**Exercise**:
Present each line of the material below as a numbered list, omitting any blank lines.

**Layout element entries**:
------------------------------------------------------------
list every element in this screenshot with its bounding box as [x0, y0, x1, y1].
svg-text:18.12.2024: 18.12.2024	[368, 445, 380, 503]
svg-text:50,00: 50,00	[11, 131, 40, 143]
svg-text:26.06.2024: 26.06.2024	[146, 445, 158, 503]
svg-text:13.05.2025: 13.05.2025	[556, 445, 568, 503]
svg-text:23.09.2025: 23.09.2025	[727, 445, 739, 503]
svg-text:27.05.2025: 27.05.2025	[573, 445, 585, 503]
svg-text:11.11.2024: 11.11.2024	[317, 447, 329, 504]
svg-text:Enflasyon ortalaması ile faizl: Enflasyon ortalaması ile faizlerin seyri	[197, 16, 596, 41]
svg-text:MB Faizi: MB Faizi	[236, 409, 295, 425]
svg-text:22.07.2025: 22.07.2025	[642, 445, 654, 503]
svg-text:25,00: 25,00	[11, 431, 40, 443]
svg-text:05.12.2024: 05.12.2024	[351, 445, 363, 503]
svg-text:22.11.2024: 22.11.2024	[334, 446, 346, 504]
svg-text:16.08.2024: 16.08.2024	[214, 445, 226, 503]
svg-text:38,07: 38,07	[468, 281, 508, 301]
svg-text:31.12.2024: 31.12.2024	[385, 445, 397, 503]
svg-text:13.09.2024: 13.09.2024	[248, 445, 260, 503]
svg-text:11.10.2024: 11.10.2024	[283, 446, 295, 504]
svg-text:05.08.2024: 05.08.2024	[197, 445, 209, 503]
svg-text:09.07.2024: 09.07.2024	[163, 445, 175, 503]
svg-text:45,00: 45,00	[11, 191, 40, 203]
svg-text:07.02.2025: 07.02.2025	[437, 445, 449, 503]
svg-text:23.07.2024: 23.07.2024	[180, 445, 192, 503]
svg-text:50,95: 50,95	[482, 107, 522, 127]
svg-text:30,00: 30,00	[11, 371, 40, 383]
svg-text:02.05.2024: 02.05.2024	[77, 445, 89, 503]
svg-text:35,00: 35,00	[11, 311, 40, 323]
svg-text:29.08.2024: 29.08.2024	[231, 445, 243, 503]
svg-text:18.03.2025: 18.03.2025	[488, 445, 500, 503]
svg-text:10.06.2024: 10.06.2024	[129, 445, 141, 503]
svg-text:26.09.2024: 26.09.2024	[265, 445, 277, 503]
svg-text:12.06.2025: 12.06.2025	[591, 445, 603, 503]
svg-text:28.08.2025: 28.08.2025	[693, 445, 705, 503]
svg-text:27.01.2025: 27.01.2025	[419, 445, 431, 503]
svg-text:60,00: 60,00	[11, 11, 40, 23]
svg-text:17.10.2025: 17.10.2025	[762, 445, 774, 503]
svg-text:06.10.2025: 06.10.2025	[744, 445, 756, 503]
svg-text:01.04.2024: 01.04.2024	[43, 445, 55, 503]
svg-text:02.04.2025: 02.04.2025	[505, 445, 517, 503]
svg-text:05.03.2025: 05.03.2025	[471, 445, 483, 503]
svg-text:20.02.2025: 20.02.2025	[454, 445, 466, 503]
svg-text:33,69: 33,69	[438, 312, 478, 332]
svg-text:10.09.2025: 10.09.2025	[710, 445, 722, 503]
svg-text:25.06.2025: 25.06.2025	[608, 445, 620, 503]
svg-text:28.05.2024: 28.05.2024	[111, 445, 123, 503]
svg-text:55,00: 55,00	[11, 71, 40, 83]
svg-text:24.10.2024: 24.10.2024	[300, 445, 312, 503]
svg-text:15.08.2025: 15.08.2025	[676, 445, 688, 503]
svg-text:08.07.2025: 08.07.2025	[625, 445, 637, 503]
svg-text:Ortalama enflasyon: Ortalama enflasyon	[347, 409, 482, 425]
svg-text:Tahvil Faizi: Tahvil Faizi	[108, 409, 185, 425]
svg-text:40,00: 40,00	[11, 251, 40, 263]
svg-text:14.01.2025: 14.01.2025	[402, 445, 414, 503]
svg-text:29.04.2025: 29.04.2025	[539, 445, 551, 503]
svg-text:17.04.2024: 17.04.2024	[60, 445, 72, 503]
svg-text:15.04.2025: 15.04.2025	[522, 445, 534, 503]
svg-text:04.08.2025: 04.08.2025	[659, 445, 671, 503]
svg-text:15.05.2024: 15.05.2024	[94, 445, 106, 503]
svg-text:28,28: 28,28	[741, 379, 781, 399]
------------------------------------------------------------
**The solution**:
1. list every element in this screenshot with its bounding box as [x0, y0, x1, y1].
2. svg-text:18.12.2024: 18.12.2024	[368, 445, 380, 503]
3. svg-text:50,00: 50,00	[11, 131, 40, 143]
4. svg-text:26.06.2024: 26.06.2024	[146, 445, 158, 503]
5. svg-text:13.05.2025: 13.05.2025	[556, 445, 568, 503]
6. svg-text:23.09.2025: 23.09.2025	[727, 445, 739, 503]
7. svg-text:27.05.2025: 27.05.2025	[573, 445, 585, 503]
8. svg-text:11.11.2024: 11.11.2024	[317, 447, 329, 504]
9. svg-text:Enflasyon ortalaması ile faizl: Enflasyon ortalaması ile faizlerin seyri	[197, 16, 596, 41]
10. svg-text:MB Faizi: MB Faizi	[236, 409, 295, 425]
11. svg-text:22.07.2025: 22.07.2025	[642, 445, 654, 503]
12. svg-text:25,00: 25,00	[11, 431, 40, 443]
13. svg-text:05.12.2024: 05.12.2024	[351, 445, 363, 503]
14. svg-text:22.11.2024: 22.11.2024	[334, 446, 346, 504]
15. svg-text:16.08.2024: 16.08.2024	[214, 445, 226, 503]
16. svg-text:38,07: 38,07	[468, 281, 508, 301]
17. svg-text:31.12.2024: 31.12.2024	[385, 445, 397, 503]
18. svg-text:13.09.2024: 13.09.2024	[248, 445, 260, 503]
19. svg-text:11.10.2024: 11.10.2024	[283, 446, 295, 504]
20. svg-text:05.08.2024: 05.08.2024	[197, 445, 209, 503]
21. svg-text:09.07.2024: 09.07.2024	[163, 445, 175, 503]
22. svg-text:45,00: 45,00	[11, 191, 40, 203]
23. svg-text:07.02.2025: 07.02.2025	[437, 445, 449, 503]
24. svg-text:23.07.2024: 23.07.2024	[180, 445, 192, 503]
25. svg-text:50,95: 50,95	[482, 107, 522, 127]
26. svg-text:30,00: 30,00	[11, 371, 40, 383]
27. svg-text:02.05.2024: 02.05.2024	[77, 445, 89, 503]
28. svg-text:35,00: 35,00	[11, 311, 40, 323]
29. svg-text:29.08.2024: 29.08.2024	[231, 445, 243, 503]
30. svg-text:18.03.2025: 18.03.2025	[488, 445, 500, 503]
31. svg-text:10.06.2024: 10.06.2024	[129, 445, 141, 503]
32. svg-text:26.09.2024: 26.09.2024	[265, 445, 277, 503]
33. svg-text:12.06.2025: 12.06.2025	[591, 445, 603, 503]
34. svg-text:28.08.2025: 28.08.2025	[693, 445, 705, 503]
35. svg-text:27.01.2025: 27.01.2025	[419, 445, 431, 503]
36. svg-text:60,00: 60,00	[11, 11, 40, 23]
37. svg-text:17.10.2025: 17.10.2025	[762, 445, 774, 503]
38. svg-text:06.10.2025: 06.10.2025	[744, 445, 756, 503]
39. svg-text:01.04.2024: 01.04.2024	[43, 445, 55, 503]
40. svg-text:02.04.2025: 02.04.2025	[505, 445, 517, 503]
41. svg-text:05.03.2025: 05.03.2025	[471, 445, 483, 503]
42. svg-text:20.02.2025: 20.02.2025	[454, 445, 466, 503]
43. svg-text:33,69: 33,69	[438, 312, 478, 332]
44. svg-text:10.09.2025: 10.09.2025	[710, 445, 722, 503]
45. svg-text:25.06.2025: 25.06.2025	[608, 445, 620, 503]
46. svg-text:28.05.2024: 28.05.2024	[111, 445, 123, 503]
47. svg-text:55,00: 55,00	[11, 71, 40, 83]
48. svg-text:24.10.2024: 24.10.2024	[300, 445, 312, 503]
49. svg-text:15.08.2025: 15.08.2025	[676, 445, 688, 503]
50. svg-text:08.07.2025: 08.07.2025	[625, 445, 637, 503]
51. svg-text:Ortalama enflasyon: Ortalama enflasyon	[347, 409, 482, 425]
52. svg-text:Tahvil Faizi: Tahvil Faizi	[108, 409, 185, 425]
53. svg-text:40,00: 40,00	[11, 251, 40, 263]
54. svg-text:14.01.2025: 14.01.2025	[402, 445, 414, 503]
55. svg-text:29.04.2025: 29.04.2025	[539, 445, 551, 503]
56. svg-text:17.04.2024: 17.04.2024	[60, 445, 72, 503]
57. svg-text:15.04.2025: 15.04.2025	[522, 445, 534, 503]
58. svg-text:04.08.2025: 04.08.2025	[659, 445, 671, 503]
59. svg-text:15.05.2024: 15.05.2024	[94, 445, 106, 503]
60. svg-text:28,28: 28,28	[741, 379, 781, 399]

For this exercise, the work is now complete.